*Stated exercise*
Extract the lines that carry the string "José" from the listing.

-- start Entries supplied --

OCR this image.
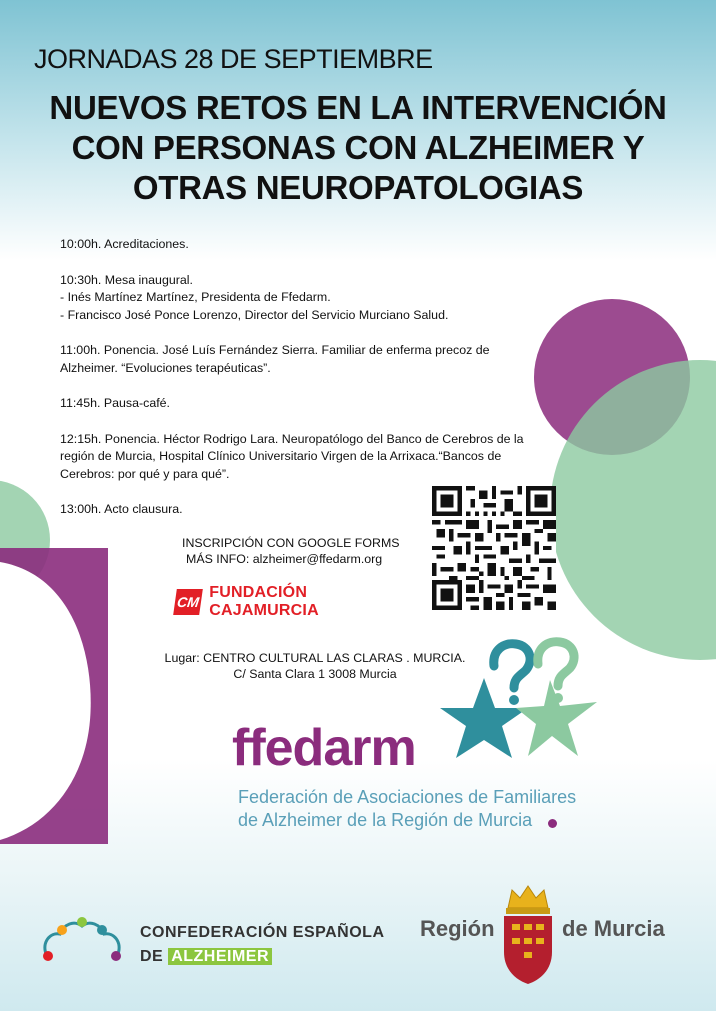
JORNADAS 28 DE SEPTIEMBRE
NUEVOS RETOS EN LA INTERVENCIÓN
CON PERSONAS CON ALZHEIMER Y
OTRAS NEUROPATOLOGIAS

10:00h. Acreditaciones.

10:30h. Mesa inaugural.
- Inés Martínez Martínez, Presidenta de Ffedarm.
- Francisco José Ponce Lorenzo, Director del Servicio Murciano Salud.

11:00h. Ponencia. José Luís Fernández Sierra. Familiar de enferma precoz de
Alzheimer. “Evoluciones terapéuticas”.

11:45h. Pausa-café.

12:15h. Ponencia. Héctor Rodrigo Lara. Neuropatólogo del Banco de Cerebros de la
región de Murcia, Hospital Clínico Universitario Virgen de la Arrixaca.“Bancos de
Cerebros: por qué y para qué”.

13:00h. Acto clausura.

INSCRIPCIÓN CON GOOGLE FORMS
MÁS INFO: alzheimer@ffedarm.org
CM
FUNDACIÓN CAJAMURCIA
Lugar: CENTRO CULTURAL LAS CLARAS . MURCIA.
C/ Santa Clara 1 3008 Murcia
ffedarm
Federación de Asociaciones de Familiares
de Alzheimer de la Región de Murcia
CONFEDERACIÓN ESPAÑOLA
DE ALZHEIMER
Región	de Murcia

-- end Entries supplied --
-- start Entries supplied --

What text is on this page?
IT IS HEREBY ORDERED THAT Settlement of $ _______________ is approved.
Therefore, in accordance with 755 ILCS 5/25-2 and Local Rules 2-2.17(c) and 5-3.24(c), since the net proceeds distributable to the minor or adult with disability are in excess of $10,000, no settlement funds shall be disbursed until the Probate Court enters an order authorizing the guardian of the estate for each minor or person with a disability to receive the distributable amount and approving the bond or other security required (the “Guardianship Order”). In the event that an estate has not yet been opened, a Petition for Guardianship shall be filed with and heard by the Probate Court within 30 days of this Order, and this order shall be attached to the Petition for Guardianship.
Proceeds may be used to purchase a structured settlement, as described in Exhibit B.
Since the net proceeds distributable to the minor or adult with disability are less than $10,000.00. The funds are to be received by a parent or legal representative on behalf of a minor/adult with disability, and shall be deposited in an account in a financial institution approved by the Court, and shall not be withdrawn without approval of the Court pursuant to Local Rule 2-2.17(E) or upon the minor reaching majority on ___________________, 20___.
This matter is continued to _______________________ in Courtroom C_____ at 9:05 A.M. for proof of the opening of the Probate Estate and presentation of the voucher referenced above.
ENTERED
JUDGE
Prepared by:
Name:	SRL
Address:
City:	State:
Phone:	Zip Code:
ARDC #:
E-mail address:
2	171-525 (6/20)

-- end Entries supplied --

*Result for this task*
- Francisco José Ponce Lorenzo, Director del Servicio Murciano Salud.
11:00h. Ponencia. José Luís Fernández Sierra. Familiar de enferma precoz de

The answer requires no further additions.